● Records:

= = = = =

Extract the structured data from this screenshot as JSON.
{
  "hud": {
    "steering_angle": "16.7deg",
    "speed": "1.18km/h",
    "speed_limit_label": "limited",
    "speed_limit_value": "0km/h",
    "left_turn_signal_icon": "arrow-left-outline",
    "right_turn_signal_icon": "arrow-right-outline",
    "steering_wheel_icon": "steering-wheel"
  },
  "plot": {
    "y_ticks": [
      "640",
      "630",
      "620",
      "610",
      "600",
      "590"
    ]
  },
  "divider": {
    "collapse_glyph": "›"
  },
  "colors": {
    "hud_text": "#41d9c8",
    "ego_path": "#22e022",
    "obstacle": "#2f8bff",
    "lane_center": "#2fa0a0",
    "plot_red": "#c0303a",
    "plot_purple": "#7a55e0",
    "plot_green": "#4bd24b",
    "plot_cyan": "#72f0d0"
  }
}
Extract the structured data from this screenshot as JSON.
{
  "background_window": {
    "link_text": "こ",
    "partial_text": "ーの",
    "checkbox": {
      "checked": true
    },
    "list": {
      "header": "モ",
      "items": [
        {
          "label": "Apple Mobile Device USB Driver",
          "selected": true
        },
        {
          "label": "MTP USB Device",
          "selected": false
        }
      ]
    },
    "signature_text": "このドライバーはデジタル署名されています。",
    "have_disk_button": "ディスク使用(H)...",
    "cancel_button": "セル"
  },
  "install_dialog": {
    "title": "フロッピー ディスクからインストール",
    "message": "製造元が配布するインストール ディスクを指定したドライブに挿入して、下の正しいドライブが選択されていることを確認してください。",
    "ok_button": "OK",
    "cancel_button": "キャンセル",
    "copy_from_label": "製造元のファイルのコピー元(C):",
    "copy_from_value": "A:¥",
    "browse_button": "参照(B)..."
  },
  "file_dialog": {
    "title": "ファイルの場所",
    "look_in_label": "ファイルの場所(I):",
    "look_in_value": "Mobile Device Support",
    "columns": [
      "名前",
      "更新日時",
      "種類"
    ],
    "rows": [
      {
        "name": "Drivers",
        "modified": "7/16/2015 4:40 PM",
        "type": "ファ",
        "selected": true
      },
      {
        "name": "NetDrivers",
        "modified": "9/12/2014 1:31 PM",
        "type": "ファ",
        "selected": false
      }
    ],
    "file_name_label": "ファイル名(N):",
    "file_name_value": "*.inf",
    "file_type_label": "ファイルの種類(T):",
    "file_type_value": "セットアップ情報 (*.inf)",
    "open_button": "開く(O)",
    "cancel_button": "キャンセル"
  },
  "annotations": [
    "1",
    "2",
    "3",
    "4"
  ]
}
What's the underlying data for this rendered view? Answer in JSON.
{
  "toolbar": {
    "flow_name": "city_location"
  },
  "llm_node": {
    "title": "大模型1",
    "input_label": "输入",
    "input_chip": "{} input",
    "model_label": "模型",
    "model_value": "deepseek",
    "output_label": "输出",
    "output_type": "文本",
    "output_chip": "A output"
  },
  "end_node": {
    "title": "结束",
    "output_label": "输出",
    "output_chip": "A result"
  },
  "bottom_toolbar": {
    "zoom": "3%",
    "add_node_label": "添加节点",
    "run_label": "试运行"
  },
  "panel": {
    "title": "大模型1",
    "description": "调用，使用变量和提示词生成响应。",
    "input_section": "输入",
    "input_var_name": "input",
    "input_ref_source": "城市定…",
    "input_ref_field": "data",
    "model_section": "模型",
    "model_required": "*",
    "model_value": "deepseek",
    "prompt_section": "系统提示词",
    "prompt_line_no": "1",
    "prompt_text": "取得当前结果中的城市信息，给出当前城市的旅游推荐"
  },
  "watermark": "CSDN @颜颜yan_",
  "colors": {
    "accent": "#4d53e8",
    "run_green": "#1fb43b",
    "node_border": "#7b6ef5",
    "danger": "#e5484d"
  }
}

= = = = =

● Required work: Pull out each record as written and restate it exactly.

● Written response:
Extract the structured data from this screenshot as JSON.
{
  "hud": {
    "steering_angle": "16.7deg",
    "speed": "1.18km/h",
    "speed_limit_label": "limited",
    "speed_limit_value": "0km/h",
    "left_turn_signal_icon": "arrow-left-outline",
    "right_turn_signal_icon": "arrow-right-outline",
    "steering_wheel_icon": "steering-wheel"
  },
  "plot": {
    "y_ticks": [
      "640",
      "630",
      "620",
      "610",
      "600",
      "590"
    ]
  },
  "divider": {
    "collapse_glyph": "›"
  },
  "colors": {
    "hud_text": "#41d9c8",
    "ego_path": "#22e022",
    "obstacle": "#2f8bff",
    "lane_center": "#2fa0a0",
    "plot_red": "#c0303a",
    "plot_purple": "#7a55e0",
    "plot_green": "#4bd24b",
    "plot_cyan": "#72f0d0"
  }
}
Extract the structured data from this screenshot as JSON.
{
  "background_window": {
    "link_text": "こ",
    "partial_text": "ーの",
    "checkbox": {
      "checked": true
    },
    "list": {
      "header": "モ",
      "items": [
        {
          "label": "Apple Mobile Device USB Driver",
          "selected": true
        },
        {
          "label": "MTP USB Device",
          "selected": false
        }
      ]
    },
    "signature_text": "このドライバーはデジタル署名されています。",
    "have_disk_button": "ディスク使用(H)...",
    "cancel_button": "セル"
  },
  "install_dialog": {
    "title": "フロッピー ディスクからインストール",
    "message": "製造元が配布するインストール ディスクを指定したドライブに挿入して、下の正しいドライブが選択されていることを確認してください。",
    "ok_button": "OK",
    "cancel_button": "キャンセル",
    "copy_from_label": "製造元のファイルのコピー元(C):",
    "copy_from_value": "A:¥",
    "browse_button": "参照(B)..."
  },
  "file_dialog": {
    "title": "ファイルの場所",
    "look_in_label": "ファイルの場所(I):",
    "look_in_value": "Mobile Device Support",
    "columns": [
      "名前",
      "更新日時",
      "種類"
    ],
    "rows": [
      {
        "name": "Drivers",
        "modified": "7/16/2015 4:40 PM",
        "type": "ファ",
        "selected": true
      },
      {
        "name": "NetDrivers",
        "modified": "9/12/2014 1:31 PM",
        "type": "ファ",
        "selected": false
      }
    ],
    "file_name_label": "ファイル名(N):",
    "file_name_value": "*.inf",
    "file_type_label": "ファイルの種類(T):",
    "file_type_value": "セットアップ情報 (*.inf)",
    "open_button": "開く(O)",
    "cancel_button": "キャンセル"
  },
  "annotations": [
    "1",
    "2",
    "3",
    "4"
  ]
}
What's the underlying data for this rendered view? Answer in JSON.
{
  "toolbar": {
    "flow_name": "city_location"
  },
  "llm_node": {
    "title": "大模型1",
    "input_label": "输入",
    "input_chip": "{} input",
    "model_label": "模型",
    "model_value": "deepseek",
    "output_label": "输出",
    "output_type": "文本",
    "output_chip": "A output"
  },
  "end_node": {
    "title": "结束",
    "output_label": "输出",
    "output_chip": "A result"
  },
  "bottom_toolbar": {
    "zoom": "3%",
    "add_node_label": "添加节点",
    "run_label": "试运行"
  },
  "panel": {
    "title": "大模型1",
    "description": "调用，使用变量和提示词生成响应。",
    "input_section": "输入",
    "input_var_name": "input",
    "input_ref_source": "城市定…",
    "input_ref_field": "data",
    "model_section": "模型",
    "model_required": "*",
    "model_value": "deepseek",
    "prompt_section": "系统提示词",
    "prompt_line_no": "1",
    "prompt_text": "取得当前结果中的城市信息，给出当前城市的旅游推荐"
  },
  "watermark": "CSDN @颜颜yan_",
  "colors": {
    "accent": "#4d53e8",
    "run_green": "#1fb43b",
    "node_border": "#7b6ef5",
    "danger": "#e5484d"
  }
}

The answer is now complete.